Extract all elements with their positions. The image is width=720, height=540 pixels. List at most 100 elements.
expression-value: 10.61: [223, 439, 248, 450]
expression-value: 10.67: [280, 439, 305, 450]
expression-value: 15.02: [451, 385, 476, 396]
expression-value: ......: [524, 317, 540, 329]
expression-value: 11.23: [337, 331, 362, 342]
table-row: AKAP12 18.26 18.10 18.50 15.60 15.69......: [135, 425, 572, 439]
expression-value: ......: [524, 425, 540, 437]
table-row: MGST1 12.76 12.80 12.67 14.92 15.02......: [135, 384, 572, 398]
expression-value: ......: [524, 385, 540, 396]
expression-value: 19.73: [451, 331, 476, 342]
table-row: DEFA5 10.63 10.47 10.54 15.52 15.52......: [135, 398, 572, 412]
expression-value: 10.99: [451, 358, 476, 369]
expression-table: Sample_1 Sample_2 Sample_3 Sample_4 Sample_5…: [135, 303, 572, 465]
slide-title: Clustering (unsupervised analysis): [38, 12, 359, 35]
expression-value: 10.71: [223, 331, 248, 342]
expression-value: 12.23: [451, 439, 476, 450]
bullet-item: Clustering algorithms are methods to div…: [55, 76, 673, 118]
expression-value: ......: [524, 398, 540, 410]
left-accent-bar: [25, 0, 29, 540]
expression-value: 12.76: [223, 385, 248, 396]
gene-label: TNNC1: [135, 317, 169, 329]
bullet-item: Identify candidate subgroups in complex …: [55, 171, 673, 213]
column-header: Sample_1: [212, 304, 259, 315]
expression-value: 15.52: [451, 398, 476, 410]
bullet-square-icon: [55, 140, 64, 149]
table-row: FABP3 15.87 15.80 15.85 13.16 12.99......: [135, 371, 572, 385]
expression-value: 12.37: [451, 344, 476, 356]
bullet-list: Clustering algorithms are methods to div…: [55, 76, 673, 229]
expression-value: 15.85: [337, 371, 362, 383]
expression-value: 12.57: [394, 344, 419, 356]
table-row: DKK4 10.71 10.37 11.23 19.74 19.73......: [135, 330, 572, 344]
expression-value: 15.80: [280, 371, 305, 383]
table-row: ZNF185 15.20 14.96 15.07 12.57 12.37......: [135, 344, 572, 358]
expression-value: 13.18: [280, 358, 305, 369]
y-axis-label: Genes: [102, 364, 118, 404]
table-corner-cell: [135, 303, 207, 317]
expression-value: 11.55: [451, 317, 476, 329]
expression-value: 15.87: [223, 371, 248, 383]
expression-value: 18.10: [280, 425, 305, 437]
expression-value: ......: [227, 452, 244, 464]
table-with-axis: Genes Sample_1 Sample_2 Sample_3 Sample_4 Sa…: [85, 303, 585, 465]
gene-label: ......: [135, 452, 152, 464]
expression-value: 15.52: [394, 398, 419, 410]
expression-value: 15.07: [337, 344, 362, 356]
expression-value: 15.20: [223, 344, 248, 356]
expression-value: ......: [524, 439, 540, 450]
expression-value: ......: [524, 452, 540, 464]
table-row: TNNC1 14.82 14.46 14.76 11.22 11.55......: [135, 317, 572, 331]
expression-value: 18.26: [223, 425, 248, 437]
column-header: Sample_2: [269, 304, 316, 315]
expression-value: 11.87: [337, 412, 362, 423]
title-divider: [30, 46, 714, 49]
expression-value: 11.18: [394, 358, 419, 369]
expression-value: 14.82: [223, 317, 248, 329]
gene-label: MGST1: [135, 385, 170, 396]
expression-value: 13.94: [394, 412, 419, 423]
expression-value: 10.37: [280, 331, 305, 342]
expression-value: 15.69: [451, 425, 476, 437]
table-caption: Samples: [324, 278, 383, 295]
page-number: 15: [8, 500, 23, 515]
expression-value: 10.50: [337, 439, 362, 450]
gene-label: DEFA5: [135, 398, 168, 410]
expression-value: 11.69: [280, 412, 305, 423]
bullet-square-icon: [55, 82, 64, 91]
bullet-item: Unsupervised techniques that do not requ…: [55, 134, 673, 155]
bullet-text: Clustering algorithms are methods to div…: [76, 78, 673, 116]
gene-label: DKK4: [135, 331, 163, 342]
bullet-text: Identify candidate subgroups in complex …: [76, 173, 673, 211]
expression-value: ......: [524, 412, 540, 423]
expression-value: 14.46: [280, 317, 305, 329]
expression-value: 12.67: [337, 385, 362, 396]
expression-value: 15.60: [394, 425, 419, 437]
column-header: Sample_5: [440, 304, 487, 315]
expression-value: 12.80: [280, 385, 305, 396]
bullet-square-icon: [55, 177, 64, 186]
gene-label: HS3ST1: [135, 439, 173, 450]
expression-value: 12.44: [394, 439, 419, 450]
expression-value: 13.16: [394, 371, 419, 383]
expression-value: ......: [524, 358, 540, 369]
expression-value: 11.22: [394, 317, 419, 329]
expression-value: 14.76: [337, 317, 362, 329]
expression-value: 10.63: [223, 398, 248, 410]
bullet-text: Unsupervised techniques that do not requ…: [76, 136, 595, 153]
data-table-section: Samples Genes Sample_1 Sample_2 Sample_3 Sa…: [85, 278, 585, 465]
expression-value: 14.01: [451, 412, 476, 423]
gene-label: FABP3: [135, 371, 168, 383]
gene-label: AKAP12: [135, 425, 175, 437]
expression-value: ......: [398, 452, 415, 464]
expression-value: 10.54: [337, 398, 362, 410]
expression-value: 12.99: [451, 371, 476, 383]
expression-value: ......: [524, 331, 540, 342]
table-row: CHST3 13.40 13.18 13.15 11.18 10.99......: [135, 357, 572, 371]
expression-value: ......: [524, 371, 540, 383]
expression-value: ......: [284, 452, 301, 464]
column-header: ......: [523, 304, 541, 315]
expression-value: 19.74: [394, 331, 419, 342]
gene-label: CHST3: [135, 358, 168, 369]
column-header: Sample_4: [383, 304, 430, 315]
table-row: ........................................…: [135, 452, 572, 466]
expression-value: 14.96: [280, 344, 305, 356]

Task details:
Pick out every line of the listing containing the word "requ", and show those lines.

Written solution:
bullet-item: Unsupervised techniques that do not requ…: [55, 134, 673, 155]
bullet-text: Unsupervised techniques that do not requ…: [76, 136, 595, 153]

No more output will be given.